Below are entries to be transcribed exactly; exclude the pictures from the copy.

--- Begin Information provided ---

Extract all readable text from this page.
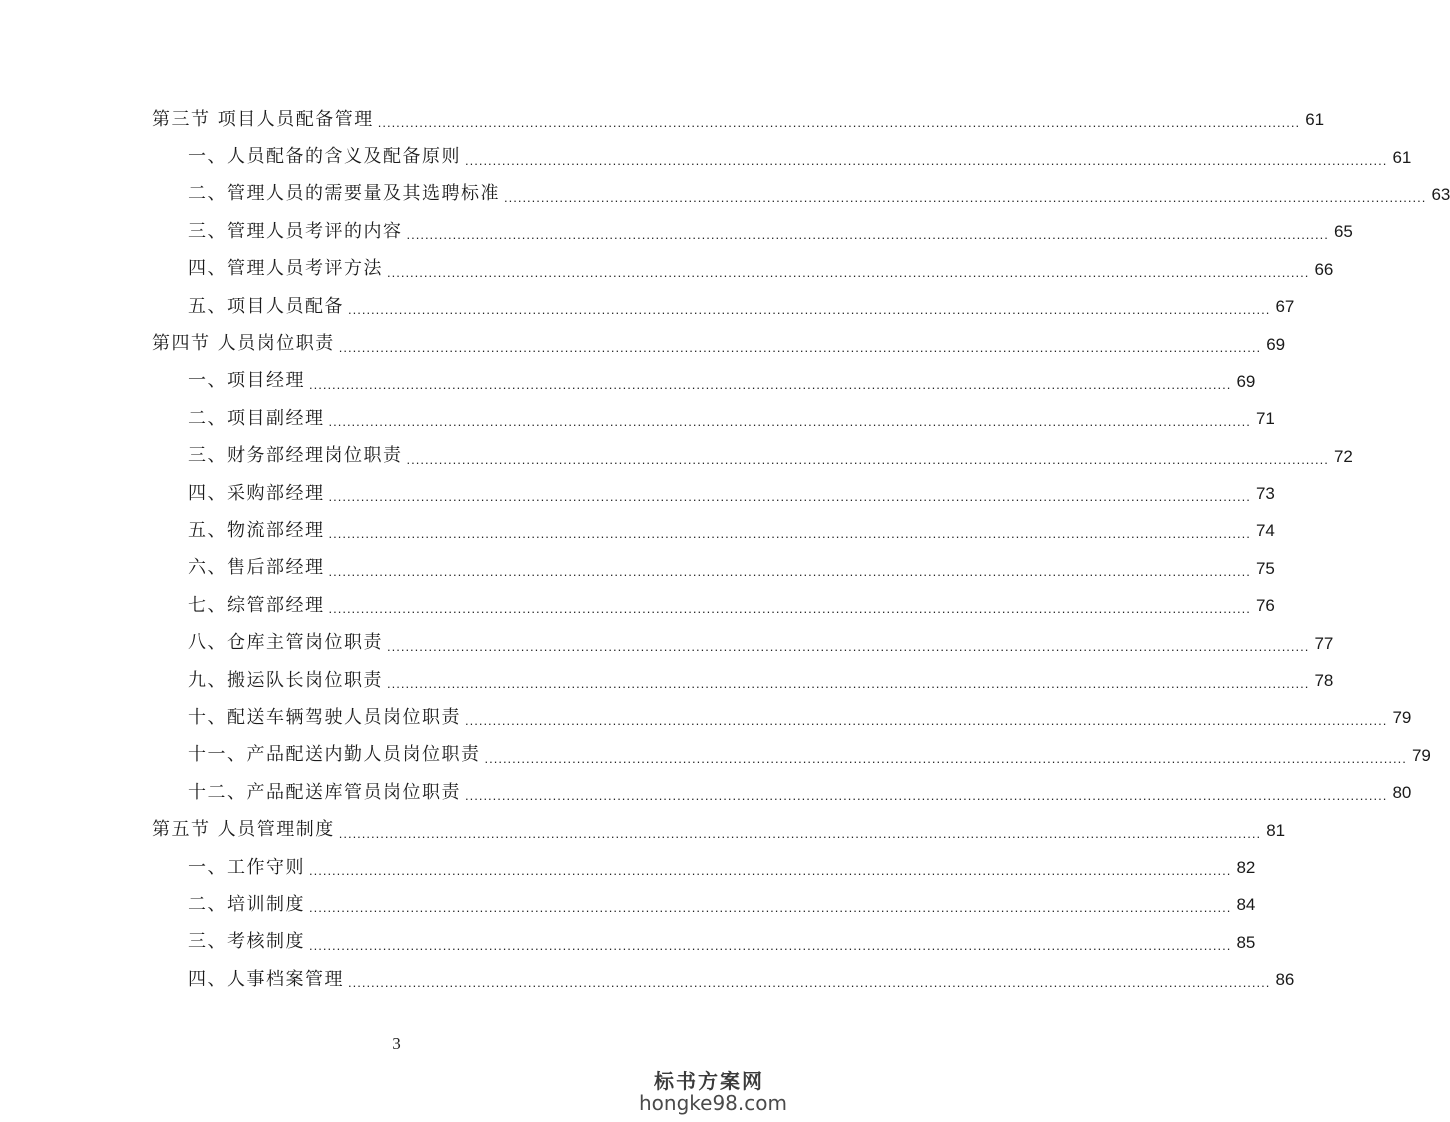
第三节 项目人员配备管理 ........................................................................................................................................................................................................ 61
一、人员配备的含义及配备原则 ........................................................................................................................................................................................................ 61
二、管理人员的需要量及其选聘标准 ........................................................................................................................................................................................................ 63
三、管理人员考评的内容 ........................................................................................................................................................................................................ 65
四、管理人员考评方法 ........................................................................................................................................................................................................ 66
五、项目人员配备 ........................................................................................................................................................................................................ 67
第四节 人员岗位职责 ........................................................................................................................................................................................................ 69
一、项目经理 ........................................................................................................................................................................................................ 69
二、项目副经理 ........................................................................................................................................................................................................ 71
三、财务部经理岗位职责 ........................................................................................................................................................................................................ 72
四、采购部经理 ........................................................................................................................................................................................................ 73
五、物流部经理 ........................................................................................................................................................................................................ 74
六、售后部经理 ........................................................................................................................................................................................................ 75
七、综管部经理 ........................................................................................................................................................................................................ 76
八、仓库主管岗位职责 ........................................................................................................................................................................................................ 77
九、搬运队长岗位职责 ........................................................................................................................................................................................................ 78
十、配送车辆驾驶人员岗位职责 ........................................................................................................................................................................................................ 79
十一、产品配送内勤人员岗位职责 ........................................................................................................................................................................................................ 79
十二、产品配送库管员岗位职责 ........................................................................................................................................................................................................ 80
第五节 人员管理制度 ........................................................................................................................................................................................................ 81
一、工作守则 ........................................................................................................................................................................................................ 82
二、培训制度 ........................................................................................................................................................................................................ 84
三、考核制度 ........................................................................................................................................................................................................ 85
四、人事档案管理 ........................................................................................................................................................................................................ 86
3
标书方案网
hongke98.com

--- End Information provided ---

**Answer to this exercise:**
Extract all readable text from this page.
第三节 项目人员配备管理 ........................................................................................................................................................................................................ 61
一、人员配备的含义及配备原则 ........................................................................................................................................................................................................ 61
二、管理人员的需要量及其选聘标准 ........................................................................................................................................................................................................ 63
三、管理人员考评的内容 ........................................................................................................................................................................................................ 65
四、管理人员考评方法 ........................................................................................................................................................................................................ 66
五、项目人员配备 ........................................................................................................................................................................................................ 67
第四节 人员岗位职责 ........................................................................................................................................................................................................ 69
一、项目经理 ........................................................................................................................................................................................................ 69
二、项目副经理 ........................................................................................................................................................................................................ 71
三、财务部经理岗位职责 ........................................................................................................................................................................................................ 72
四、采购部经理 ........................................................................................................................................................................................................ 73
五、物流部经理 ........................................................................................................................................................................................................ 74
六、售后部经理 ........................................................................................................................................................................................................ 75
七、综管部经理 ........................................................................................................................................................................................................ 76
八、仓库主管岗位职责 ........................................................................................................................................................................................................ 77
九、搬运队长岗位职责 ........................................................................................................................................................................................................ 78
十、配送车辆驾驶人员岗位职责 ........................................................................................................................................................................................................ 79
十一、产品配送内勤人员岗位职责 ........................................................................................................................................................................................................ 79
十二、产品配送库管员岗位职责 ........................................................................................................................................................................................................ 80
第五节 人员管理制度 ........................................................................................................................................................................................................ 81
一、工作守则 ........................................................................................................................................................................................................ 82
二、培训制度 ........................................................................................................................................................................................................ 84
三、考核制度 ........................................................................................................................................................................................................ 85
四、人事档案管理 ........................................................................................................................................................................................................ 86
3
标书方案网
hongke98.com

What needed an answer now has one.